▶ _Set problem_:
Go through the data below and copy it exactly, skipping every picture.

▶ _Data provided_:
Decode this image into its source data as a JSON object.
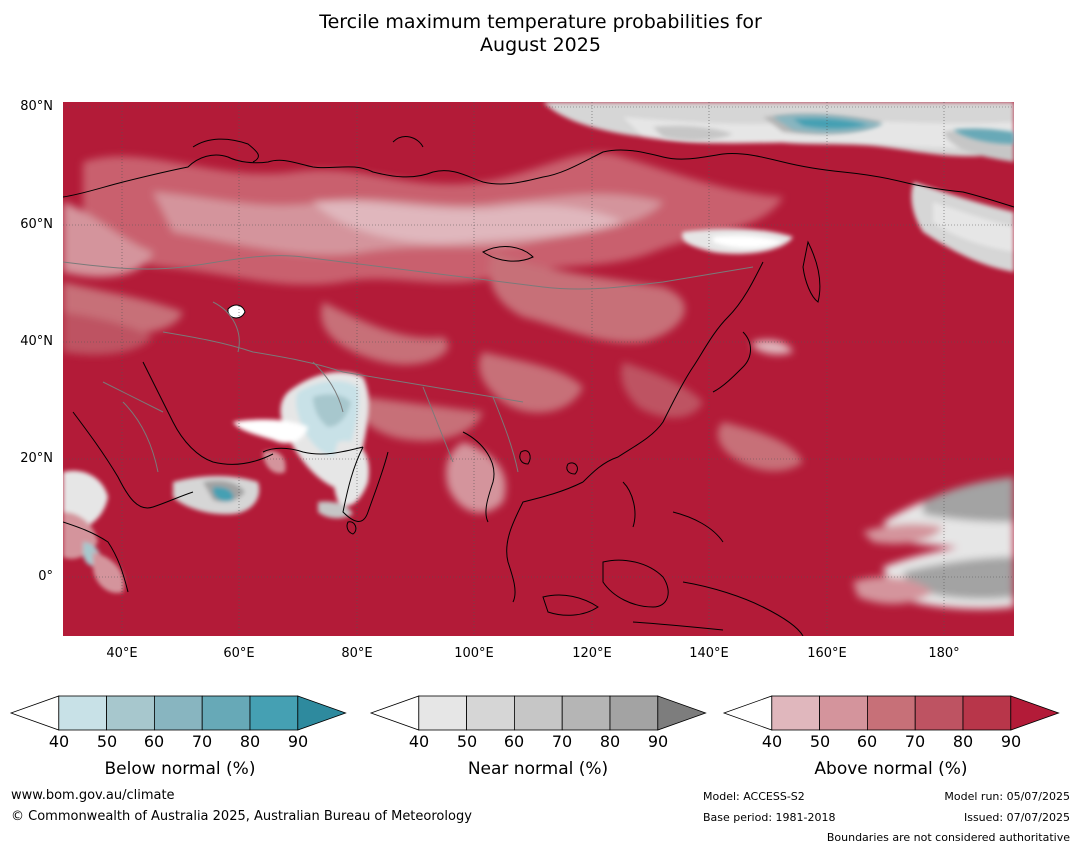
{
  "title": {
    "line1": "Tercile maximum temperature probabilities for",
    "line2": "August 2025"
  },
  "map": {
    "lat_labels": [
      "80°N",
      "60°N",
      "40°N",
      "20°N",
      "0°"
    ],
    "lon_labels": [
      "40°E",
      "60°E",
      "80°E",
      "100°E",
      "120°E",
      "140°E",
      "160°E",
      "180°"
    ],
    "ocean_color": "#b31b38",
    "land_outline_color": "#000000",
    "border_color": "#7a7a7a"
  },
  "colorbars": [
    {
      "name": "below",
      "title": "Below normal (%)",
      "ticks": [
        "40",
        "50",
        "60",
        "70",
        "80",
        "90"
      ],
      "colors": [
        "#ffffff",
        "#c8e1e7",
        "#a7c7cd",
        "#88b5c0",
        "#67a9b7",
        "#45a0b3",
        "#2e8a9e"
      ]
    },
    {
      "name": "near",
      "title": "Near normal (%)",
      "ticks": [
        "40",
        "50",
        "60",
        "70",
        "80",
        "90"
      ],
      "colors": [
        "#ffffff",
        "#e6e6e6",
        "#d6d6d6",
        "#c6c6c6",
        "#b5b5b5",
        "#a3a3a3",
        "#7d7d7d"
      ]
    },
    {
      "name": "above",
      "title": "Above normal (%)",
      "ticks": [
        "40",
        "50",
        "60",
        "70",
        "80",
        "90"
      ],
      "colors": [
        "#ffffff",
        "#e0b7bd",
        "#d4949c",
        "#c77078",
        "#be5362",
        "#b8364a",
        "#b31b38"
      ]
    }
  ],
  "footer": {
    "website": "www.bom.gov.au/climate",
    "copyright": "© Commonwealth of Australia 2025, Australian Bureau of Meteorology",
    "model": "Model: ACCESS-S2",
    "base_period": "Base period: 1981-2018",
    "model_run": "Model run: 05/07/2025",
    "issued": "Issued: 07/07/2025",
    "disclaimer": "Boundaries are not considered authoritative"
  }
}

▶ _Solution to the problem_:
Decode this image into its source data as a JSON object.
{
  "title": {
    "line1": "Tercile maximum temperature probabilities for",
    "line2": "August 2025"
  },
  "map": {
    "lat_labels": [
      "80°N",
      "60°N",
      "40°N",
      "20°N",
      "0°"
    ],
    "lon_labels": [
      "40°E",
      "60°E",
      "80°E",
      "100°E",
      "120°E",
      "140°E",
      "160°E",
      "180°"
    ],
    "ocean_color": "#b31b38",
    "land_outline_color": "#000000",
    "border_color": "#7a7a7a"
  },
  "colorbars": [
    {
      "name": "below",
      "title": "Below normal (%)",
      "ticks": [
        "40",
        "50",
        "60",
        "70",
        "80",
        "90"
      ],
      "colors": [
        "#ffffff",
        "#c8e1e7",
        "#a7c7cd",
        "#88b5c0",
        "#67a9b7",
        "#45a0b3",
        "#2e8a9e"
      ]
    },
    {
      "name": "near",
      "title": "Near normal (%)",
      "ticks": [
        "40",
        "50",
        "60",
        "70",
        "80",
        "90"
      ],
      "colors": [
        "#ffffff",
        "#e6e6e6",
        "#d6d6d6",
        "#c6c6c6",
        "#b5b5b5",
        "#a3a3a3",
        "#7d7d7d"
      ]
    },
    {
      "name": "above",
      "title": "Above normal (%)",
      "ticks": [
        "40",
        "50",
        "60",
        "70",
        "80",
        "90"
      ],
      "colors": [
        "#ffffff",
        "#e0b7bd",
        "#d4949c",
        "#c77078",
        "#be5362",
        "#b8364a",
        "#b31b38"
      ]
    }
  ],
  "footer": {
    "website": "www.bom.gov.au/climate",
    "copyright": "© Commonwealth of Australia 2025, Australian Bureau of Meteorology",
    "model": "Model: ACCESS-S2",
    "base_period": "Base period: 1981-2018",
    "model_run": "Model run: 05/07/2025",
    "issued": "Issued: 07/07/2025",
    "disclaimer": "Boundaries are not considered authoritative"
  }
}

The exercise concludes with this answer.